__Instruction__. The entries below should be quoted exactly, with no pictures carried over.

------ Exercise data

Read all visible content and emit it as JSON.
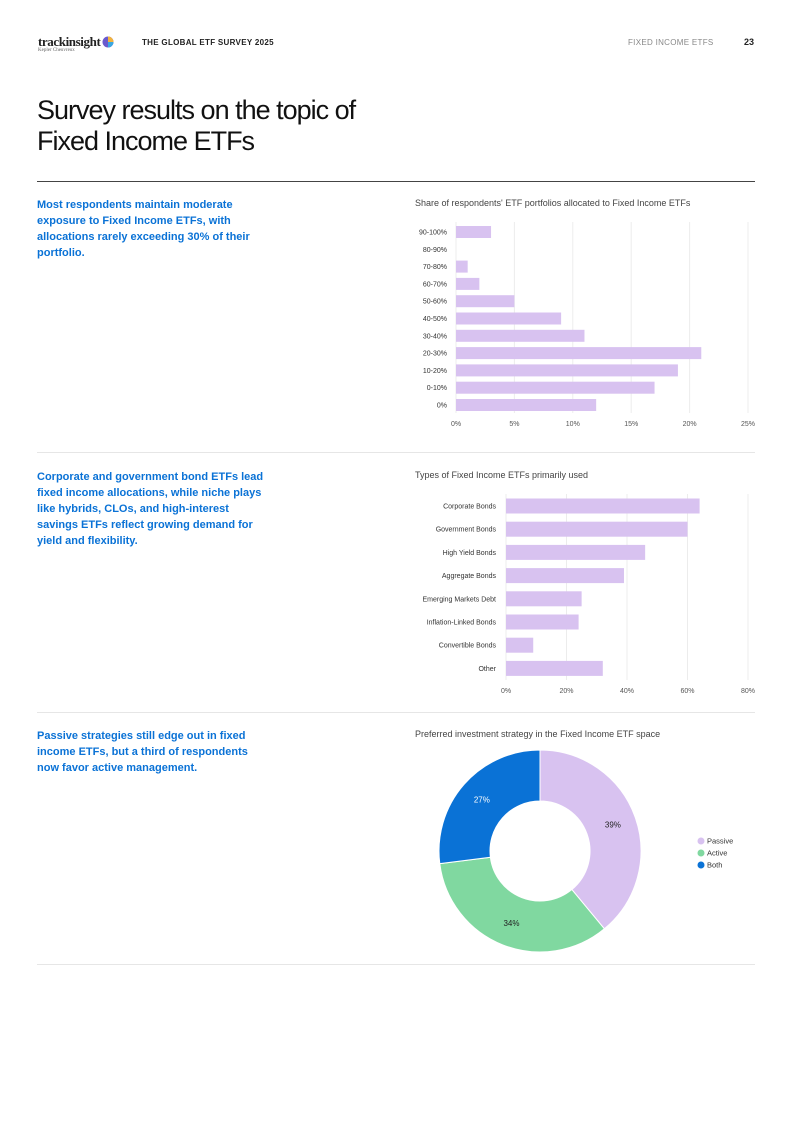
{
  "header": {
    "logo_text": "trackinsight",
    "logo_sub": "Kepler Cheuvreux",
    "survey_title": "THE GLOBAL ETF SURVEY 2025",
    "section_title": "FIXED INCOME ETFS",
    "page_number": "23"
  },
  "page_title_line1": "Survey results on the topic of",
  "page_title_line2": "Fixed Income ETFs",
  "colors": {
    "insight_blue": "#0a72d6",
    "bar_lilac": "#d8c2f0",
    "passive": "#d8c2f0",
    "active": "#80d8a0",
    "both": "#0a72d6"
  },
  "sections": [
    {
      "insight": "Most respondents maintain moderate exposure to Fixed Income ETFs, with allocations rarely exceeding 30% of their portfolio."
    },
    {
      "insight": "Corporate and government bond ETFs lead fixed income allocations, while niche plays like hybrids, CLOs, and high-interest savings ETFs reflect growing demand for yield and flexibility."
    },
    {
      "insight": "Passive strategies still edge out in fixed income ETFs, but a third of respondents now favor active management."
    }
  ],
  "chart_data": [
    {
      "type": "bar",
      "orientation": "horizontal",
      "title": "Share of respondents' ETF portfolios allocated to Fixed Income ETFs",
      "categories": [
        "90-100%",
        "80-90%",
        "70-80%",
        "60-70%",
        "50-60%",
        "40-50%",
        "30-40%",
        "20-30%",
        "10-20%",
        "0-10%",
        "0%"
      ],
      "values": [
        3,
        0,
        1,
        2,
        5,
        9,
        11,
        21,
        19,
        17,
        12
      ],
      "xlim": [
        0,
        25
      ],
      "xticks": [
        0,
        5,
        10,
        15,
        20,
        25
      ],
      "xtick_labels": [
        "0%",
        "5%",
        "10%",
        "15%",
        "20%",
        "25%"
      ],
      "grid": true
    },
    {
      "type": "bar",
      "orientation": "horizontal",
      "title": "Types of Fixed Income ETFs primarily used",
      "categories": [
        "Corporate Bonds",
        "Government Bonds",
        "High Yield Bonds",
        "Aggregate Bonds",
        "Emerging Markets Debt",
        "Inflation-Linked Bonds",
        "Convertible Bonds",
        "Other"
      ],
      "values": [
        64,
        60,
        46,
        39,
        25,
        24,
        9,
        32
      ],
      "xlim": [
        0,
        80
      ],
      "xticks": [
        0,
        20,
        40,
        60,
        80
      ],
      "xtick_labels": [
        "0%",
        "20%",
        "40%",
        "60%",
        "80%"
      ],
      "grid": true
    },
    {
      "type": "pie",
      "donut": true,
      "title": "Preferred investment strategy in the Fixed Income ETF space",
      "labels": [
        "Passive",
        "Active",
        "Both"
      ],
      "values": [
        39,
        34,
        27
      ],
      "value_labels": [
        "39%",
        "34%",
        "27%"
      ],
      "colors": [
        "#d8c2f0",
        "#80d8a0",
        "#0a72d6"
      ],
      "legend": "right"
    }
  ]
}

------------

__Written solution__.
Read all visible content and emit it as JSON.
{
  "header": {
    "logo_text": "trackinsight",
    "logo_sub": "Kepler Cheuvreux",
    "survey_title": "THE GLOBAL ETF SURVEY 2025",
    "section_title": "FIXED INCOME ETFS",
    "page_number": "23"
  },
  "page_title_line1": "Survey results on the topic of",
  "page_title_line2": "Fixed Income ETFs",
  "colors": {
    "insight_blue": "#0a72d6",
    "bar_lilac": "#d8c2f0",
    "passive": "#d8c2f0",
    "active": "#80d8a0",
    "both": "#0a72d6"
  },
  "sections": [
    {
      "insight": "Most respondents maintain moderate exposure to Fixed Income ETFs, with allocations rarely exceeding 30% of their portfolio."
    },
    {
      "insight": "Corporate and government bond ETFs lead fixed income allocations, while niche plays like hybrids, CLOs, and high-interest savings ETFs reflect growing demand for yield and flexibility."
    },
    {
      "insight": "Passive strategies still edge out in fixed income ETFs, but a third of respondents now favor active management."
    }
  ],
  "chart_data": [
    {
      "type": "bar",
      "orientation": "horizontal",
      "title": "Share of respondents' ETF portfolios allocated to Fixed Income ETFs",
      "categories": [
        "90-100%",
        "80-90%",
        "70-80%",
        "60-70%",
        "50-60%",
        "40-50%",
        "30-40%",
        "20-30%",
        "10-20%",
        "0-10%",
        "0%"
      ],
      "values": [
        3,
        0,
        1,
        2,
        5,
        9,
        11,
        21,
        19,
        17,
        12
      ],
      "xlim": [
        0,
        25
      ],
      "xticks": [
        0,
        5,
        10,
        15,
        20,
        25
      ],
      "xtick_labels": [
        "0%",
        "5%",
        "10%",
        "15%",
        "20%",
        "25%"
      ],
      "grid": true
    },
    {
      "type": "bar",
      "orientation": "horizontal",
      "title": "Types of Fixed Income ETFs primarily used",
      "categories": [
        "Corporate Bonds",
        "Government Bonds",
        "High Yield Bonds",
        "Aggregate Bonds",
        "Emerging Markets Debt",
        "Inflation-Linked Bonds",
        "Convertible Bonds",
        "Other"
      ],
      "values": [
        64,
        60,
        46,
        39,
        25,
        24,
        9,
        32
      ],
      "xlim": [
        0,
        80
      ],
      "xticks": [
        0,
        20,
        40,
        60,
        80
      ],
      "xtick_labels": [
        "0%",
        "20%",
        "40%",
        "60%",
        "80%"
      ],
      "grid": true
    },
    {
      "type": "pie",
      "donut": true,
      "title": "Preferred investment strategy in the Fixed Income ETF space",
      "labels": [
        "Passive",
        "Active",
        "Both"
      ],
      "values": [
        39,
        34,
        27
      ],
      "value_labels": [
        "39%",
        "34%",
        "27%"
      ],
      "colors": [
        "#d8c2f0",
        "#80d8a0",
        "#0a72d6"
      ],
      "legend": "right"
    }
  ]
}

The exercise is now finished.